Required work: Reproduce the full listing below unchanged, apart from the pictures.

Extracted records
★ ★ ★

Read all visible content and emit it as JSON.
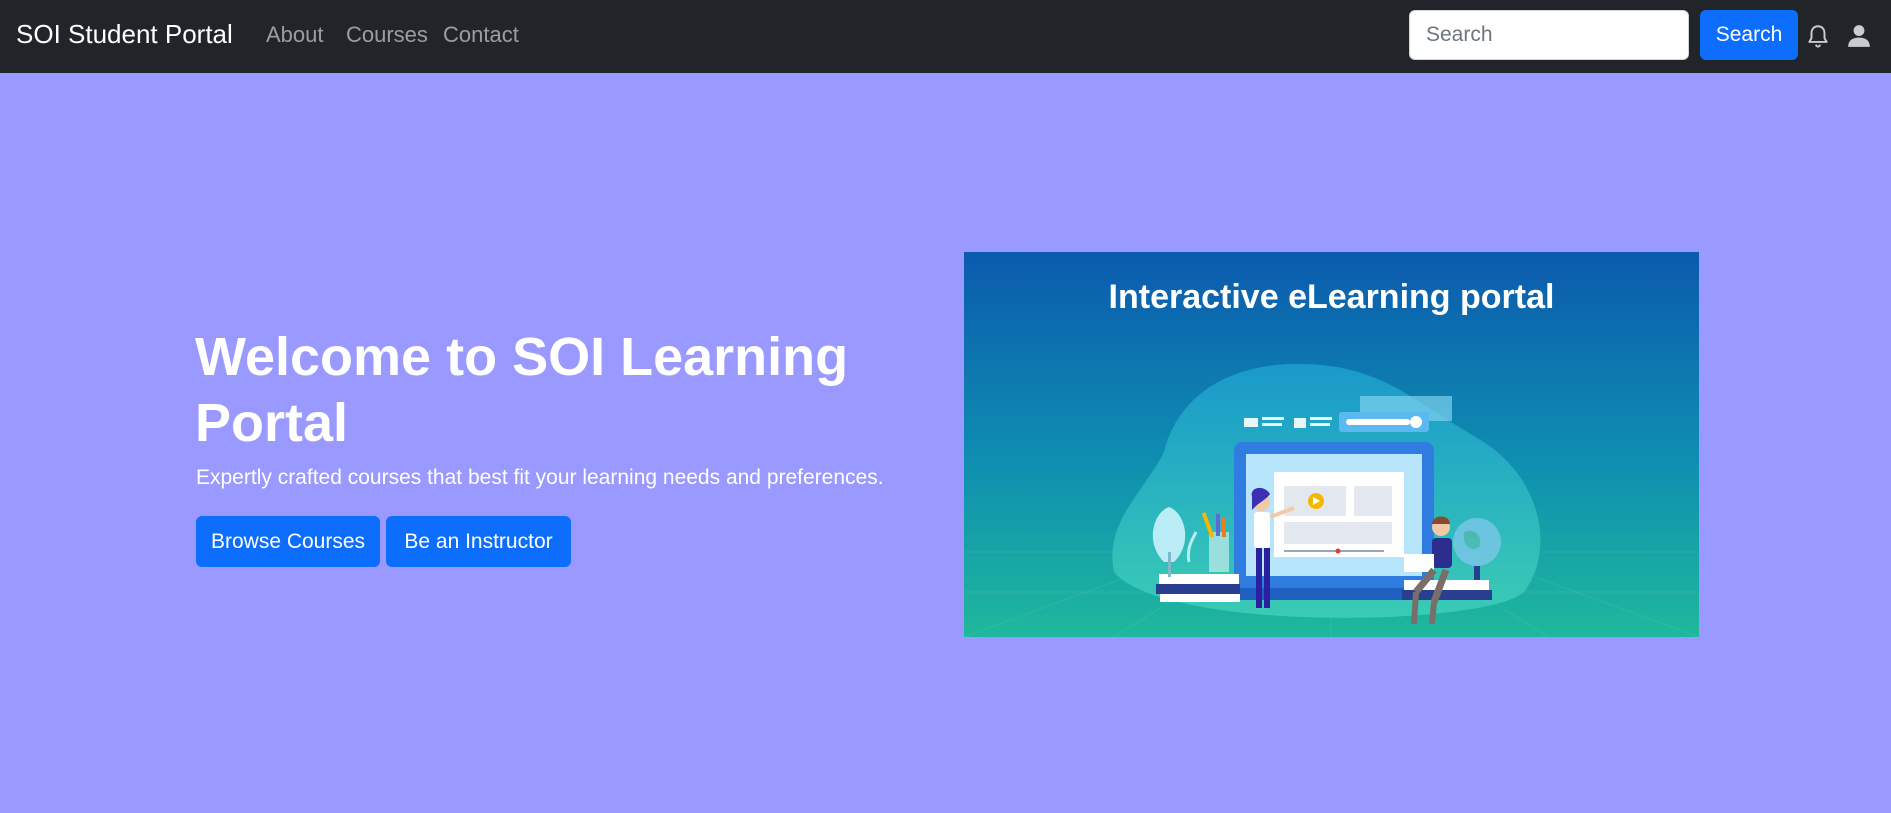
{
  "navbar": {
    "brand": "SOI Student Portal",
    "links": [
      "About",
      "Courses",
      "Contact"
    ],
    "search_placeholder": "Search",
    "search_button": "Search",
    "icons": [
      "bell-icon",
      "user-icon"
    ]
  },
  "hero": {
    "title": "Welcome to SOI Learning Portal",
    "subtitle": "Expertly crafted courses that best fit your learning needs and preferences.",
    "buttons": [
      "Browse Courses",
      "Be an Instructor"
    ],
    "image_title": "Interactive eLearning portal"
  },
  "colors": {
    "navbar_bg": "#212529",
    "page_bg": "#9999ff",
    "primary": "#0d6efd"
  }
}
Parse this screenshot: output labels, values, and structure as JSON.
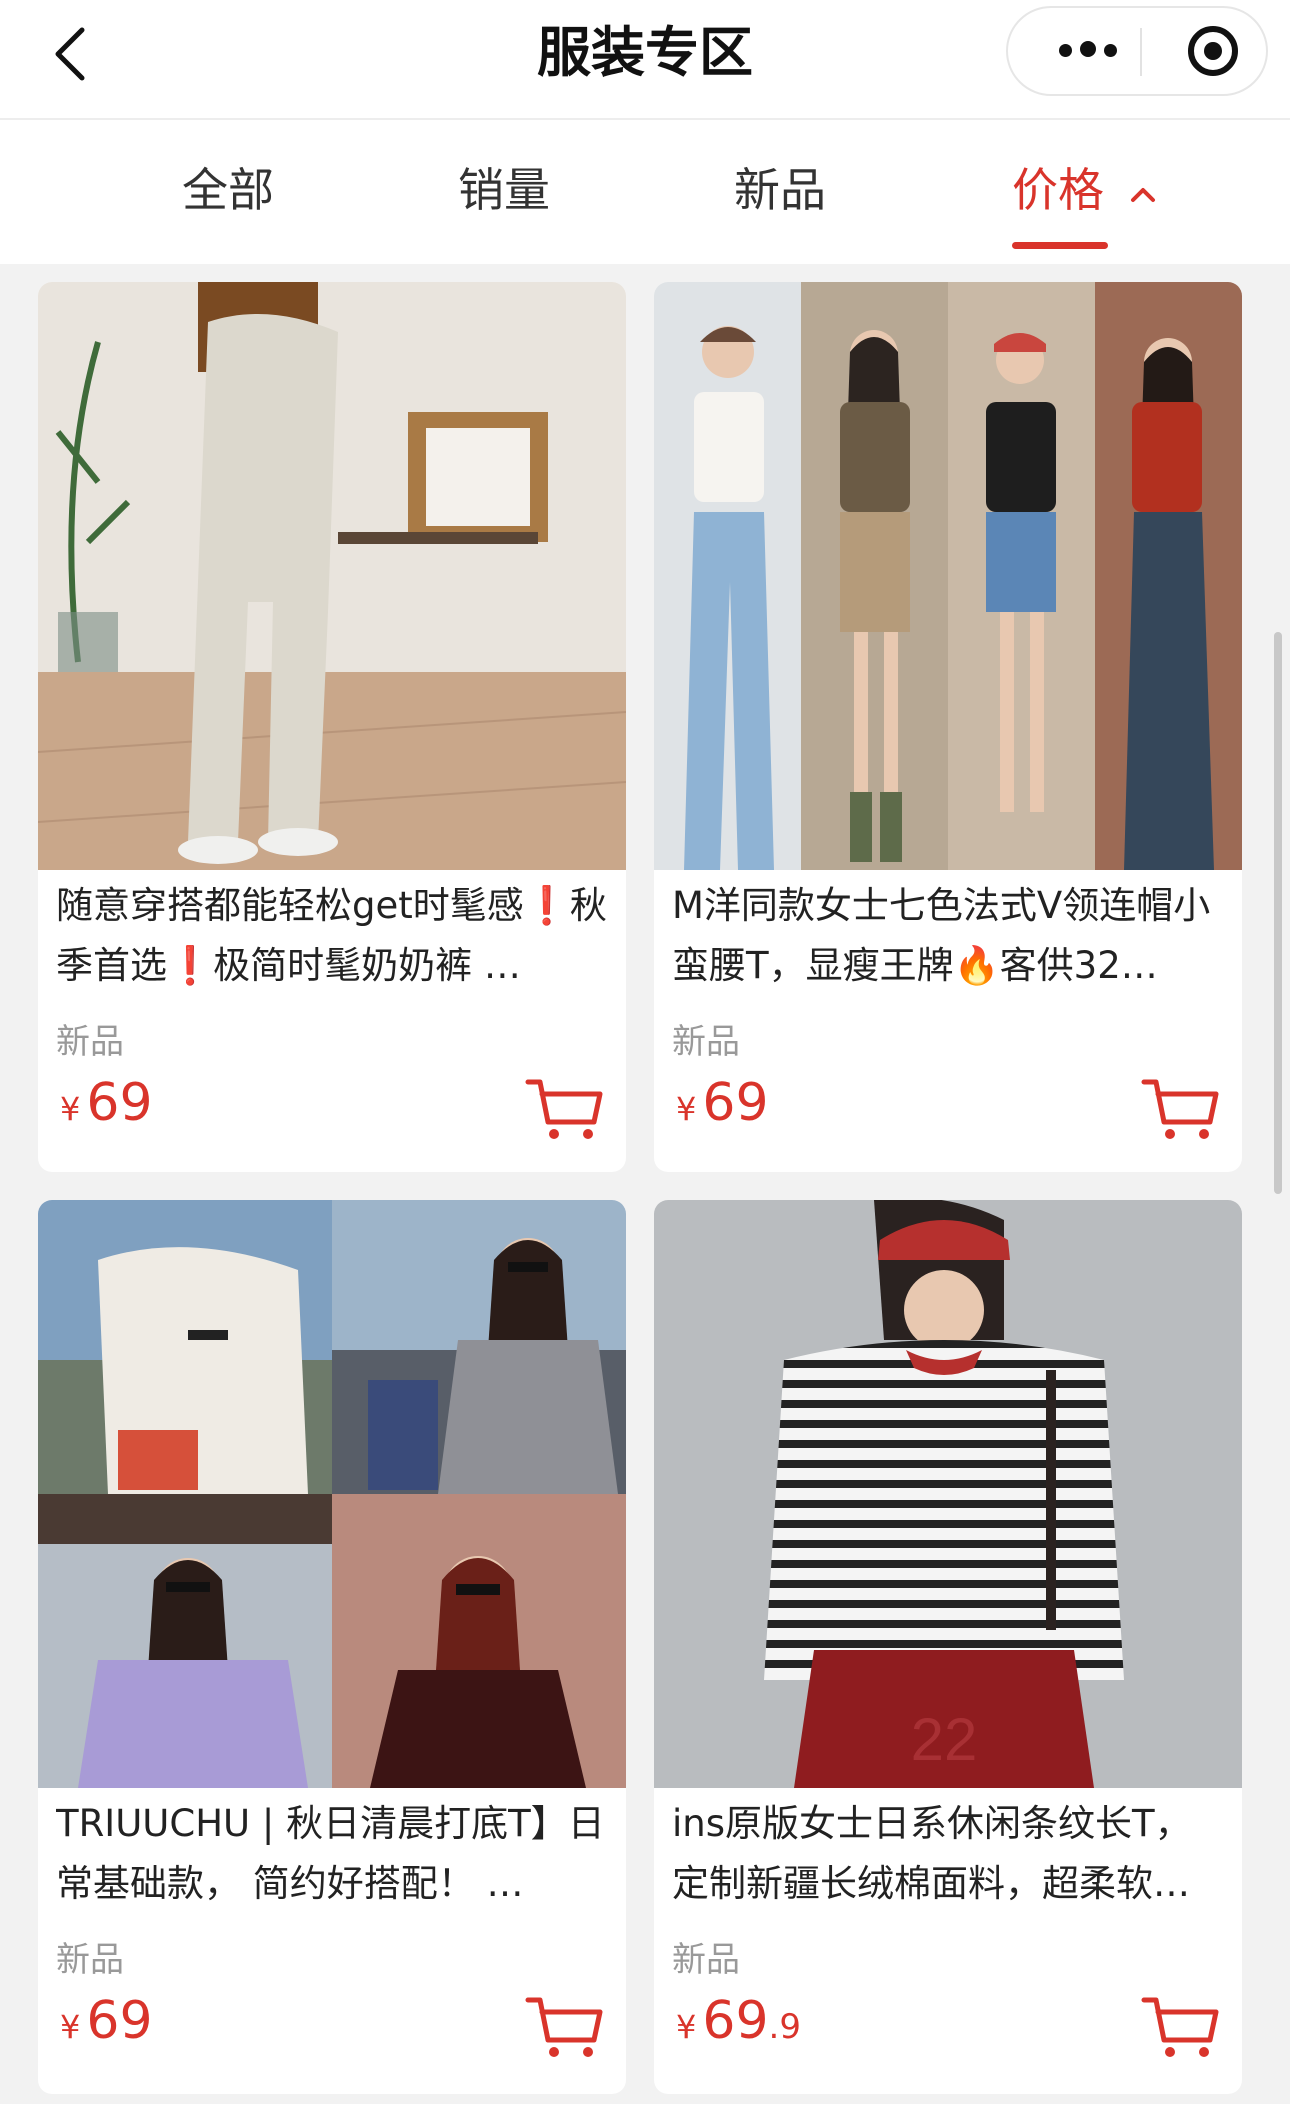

★ ★ ★

Exercise response:
Read all visible content and emit it as JSON.
{
  "navbar": {
    "brand": "SOI Student Portal",
    "links": [
      "About",
      "Courses",
      "Contact"
    ],
    "search_placeholder": "Search",
    "search_button": "Search",
    "icons": [
      "bell-icon",
      "user-icon"
    ]
  },
  "hero": {
    "title": "Welcome to SOI Learning Portal",
    "subtitle": "Expertly crafted courses that best fit your learning needs and preferences.",
    "buttons": [
      "Browse Courses",
      "Be an Instructor"
    ],
    "image_title": "Interactive eLearning portal"
  },
  "colors": {
    "navbar_bg": "#212529",
    "page_bg": "#9999ff",
    "primary": "#0d6efd"
  }
}
Parse this screenshot: output labels, values, and structure as JSON.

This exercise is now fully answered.